Below are some records. Pull every line that contains the word "object".
-- Start Supplied records --
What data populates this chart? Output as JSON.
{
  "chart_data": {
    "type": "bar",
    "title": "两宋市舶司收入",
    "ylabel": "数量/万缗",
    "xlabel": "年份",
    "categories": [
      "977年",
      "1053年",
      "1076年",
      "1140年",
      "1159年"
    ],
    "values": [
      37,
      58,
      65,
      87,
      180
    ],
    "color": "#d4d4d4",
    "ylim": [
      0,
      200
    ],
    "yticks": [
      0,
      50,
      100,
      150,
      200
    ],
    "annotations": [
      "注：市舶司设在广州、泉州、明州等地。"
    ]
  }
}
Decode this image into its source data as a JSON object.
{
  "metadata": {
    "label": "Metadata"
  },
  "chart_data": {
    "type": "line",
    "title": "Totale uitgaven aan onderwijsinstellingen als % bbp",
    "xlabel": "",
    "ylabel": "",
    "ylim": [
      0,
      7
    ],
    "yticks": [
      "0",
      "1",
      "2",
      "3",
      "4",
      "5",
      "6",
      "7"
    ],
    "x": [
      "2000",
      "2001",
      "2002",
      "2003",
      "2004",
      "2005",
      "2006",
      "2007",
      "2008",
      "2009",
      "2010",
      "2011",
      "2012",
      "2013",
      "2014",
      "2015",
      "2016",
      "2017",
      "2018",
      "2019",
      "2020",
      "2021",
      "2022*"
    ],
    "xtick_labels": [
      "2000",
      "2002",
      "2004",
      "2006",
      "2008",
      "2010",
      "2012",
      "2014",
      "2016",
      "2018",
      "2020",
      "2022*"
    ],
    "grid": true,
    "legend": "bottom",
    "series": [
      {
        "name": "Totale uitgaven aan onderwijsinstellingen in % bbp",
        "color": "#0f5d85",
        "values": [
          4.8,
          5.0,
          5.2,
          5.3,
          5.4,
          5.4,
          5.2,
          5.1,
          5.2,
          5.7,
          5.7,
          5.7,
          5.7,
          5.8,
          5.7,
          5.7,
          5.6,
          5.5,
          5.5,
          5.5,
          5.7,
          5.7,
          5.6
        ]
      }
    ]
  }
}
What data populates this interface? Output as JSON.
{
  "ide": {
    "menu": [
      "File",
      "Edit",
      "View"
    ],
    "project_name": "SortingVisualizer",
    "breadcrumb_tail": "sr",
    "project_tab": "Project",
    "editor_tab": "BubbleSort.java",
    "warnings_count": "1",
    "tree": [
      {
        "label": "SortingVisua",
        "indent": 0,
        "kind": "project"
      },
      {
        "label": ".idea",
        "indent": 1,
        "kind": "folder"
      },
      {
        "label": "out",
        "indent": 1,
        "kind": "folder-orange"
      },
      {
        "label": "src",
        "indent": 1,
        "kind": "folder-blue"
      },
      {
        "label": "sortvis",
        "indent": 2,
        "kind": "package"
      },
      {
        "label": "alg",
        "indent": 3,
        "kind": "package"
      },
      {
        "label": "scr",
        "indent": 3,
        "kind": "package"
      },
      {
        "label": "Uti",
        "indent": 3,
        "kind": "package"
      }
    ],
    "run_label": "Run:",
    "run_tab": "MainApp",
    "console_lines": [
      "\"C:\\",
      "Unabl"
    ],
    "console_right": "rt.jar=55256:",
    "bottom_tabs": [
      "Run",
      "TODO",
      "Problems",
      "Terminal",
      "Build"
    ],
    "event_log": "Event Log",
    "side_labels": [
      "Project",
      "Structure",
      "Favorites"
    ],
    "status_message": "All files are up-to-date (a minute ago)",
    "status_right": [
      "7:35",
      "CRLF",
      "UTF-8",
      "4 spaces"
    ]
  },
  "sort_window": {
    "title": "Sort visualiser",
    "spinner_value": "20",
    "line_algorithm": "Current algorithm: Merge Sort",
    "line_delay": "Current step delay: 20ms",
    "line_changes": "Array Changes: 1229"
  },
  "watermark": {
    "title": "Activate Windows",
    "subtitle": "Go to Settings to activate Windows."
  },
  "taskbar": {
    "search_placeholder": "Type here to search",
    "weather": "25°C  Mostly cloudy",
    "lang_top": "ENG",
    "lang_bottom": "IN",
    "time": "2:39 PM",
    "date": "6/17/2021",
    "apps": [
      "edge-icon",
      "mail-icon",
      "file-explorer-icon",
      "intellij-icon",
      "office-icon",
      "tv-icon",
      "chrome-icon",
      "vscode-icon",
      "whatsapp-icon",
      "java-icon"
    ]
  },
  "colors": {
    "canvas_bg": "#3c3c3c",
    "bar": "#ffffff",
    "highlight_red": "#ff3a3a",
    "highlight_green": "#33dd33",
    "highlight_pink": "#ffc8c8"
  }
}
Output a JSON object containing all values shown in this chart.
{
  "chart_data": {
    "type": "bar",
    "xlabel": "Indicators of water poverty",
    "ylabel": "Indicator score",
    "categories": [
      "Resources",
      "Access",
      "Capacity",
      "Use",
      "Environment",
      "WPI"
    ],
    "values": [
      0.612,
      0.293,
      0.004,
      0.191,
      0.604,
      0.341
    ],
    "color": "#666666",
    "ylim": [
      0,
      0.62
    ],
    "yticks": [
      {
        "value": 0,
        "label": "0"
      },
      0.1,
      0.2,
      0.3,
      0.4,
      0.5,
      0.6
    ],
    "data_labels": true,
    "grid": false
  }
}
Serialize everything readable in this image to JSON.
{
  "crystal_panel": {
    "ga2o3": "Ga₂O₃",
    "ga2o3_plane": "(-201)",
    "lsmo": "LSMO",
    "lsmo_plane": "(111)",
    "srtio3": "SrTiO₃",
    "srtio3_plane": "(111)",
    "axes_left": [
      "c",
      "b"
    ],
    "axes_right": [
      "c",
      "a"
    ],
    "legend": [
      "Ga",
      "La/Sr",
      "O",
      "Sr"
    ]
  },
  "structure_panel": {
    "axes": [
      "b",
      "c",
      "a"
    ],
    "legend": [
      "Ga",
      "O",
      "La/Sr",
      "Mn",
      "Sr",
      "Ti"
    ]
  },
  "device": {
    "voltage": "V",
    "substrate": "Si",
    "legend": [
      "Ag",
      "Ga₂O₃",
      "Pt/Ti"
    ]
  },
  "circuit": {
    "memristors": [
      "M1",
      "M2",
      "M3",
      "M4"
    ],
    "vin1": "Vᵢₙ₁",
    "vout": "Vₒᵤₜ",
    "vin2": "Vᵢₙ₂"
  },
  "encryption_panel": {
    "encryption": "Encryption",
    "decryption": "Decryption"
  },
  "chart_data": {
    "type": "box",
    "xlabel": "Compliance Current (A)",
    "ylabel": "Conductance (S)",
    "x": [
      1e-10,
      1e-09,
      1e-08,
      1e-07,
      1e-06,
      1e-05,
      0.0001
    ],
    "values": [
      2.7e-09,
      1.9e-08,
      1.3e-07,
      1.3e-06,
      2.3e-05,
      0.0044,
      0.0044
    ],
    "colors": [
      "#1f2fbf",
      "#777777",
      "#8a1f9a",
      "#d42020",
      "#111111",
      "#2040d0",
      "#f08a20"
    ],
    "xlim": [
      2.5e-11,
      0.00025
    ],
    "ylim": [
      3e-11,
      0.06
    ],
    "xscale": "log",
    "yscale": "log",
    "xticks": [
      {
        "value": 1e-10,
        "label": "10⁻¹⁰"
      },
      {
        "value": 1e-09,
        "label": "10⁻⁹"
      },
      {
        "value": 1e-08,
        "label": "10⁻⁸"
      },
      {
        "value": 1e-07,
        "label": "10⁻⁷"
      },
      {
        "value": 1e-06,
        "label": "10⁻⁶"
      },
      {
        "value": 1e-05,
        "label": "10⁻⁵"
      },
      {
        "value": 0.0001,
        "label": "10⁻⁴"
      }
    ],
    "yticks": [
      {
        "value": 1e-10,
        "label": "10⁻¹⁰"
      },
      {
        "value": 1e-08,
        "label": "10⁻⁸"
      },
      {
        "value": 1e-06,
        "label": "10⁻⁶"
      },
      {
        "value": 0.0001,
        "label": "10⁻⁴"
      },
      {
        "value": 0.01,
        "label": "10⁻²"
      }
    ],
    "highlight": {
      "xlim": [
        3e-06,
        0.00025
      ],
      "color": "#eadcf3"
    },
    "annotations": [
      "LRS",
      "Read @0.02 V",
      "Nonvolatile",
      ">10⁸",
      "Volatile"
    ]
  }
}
-- End Supplied records --
*Result*
Decode this image into its source data as a JSON object.
Output a JSON object containing all values shown in this chart.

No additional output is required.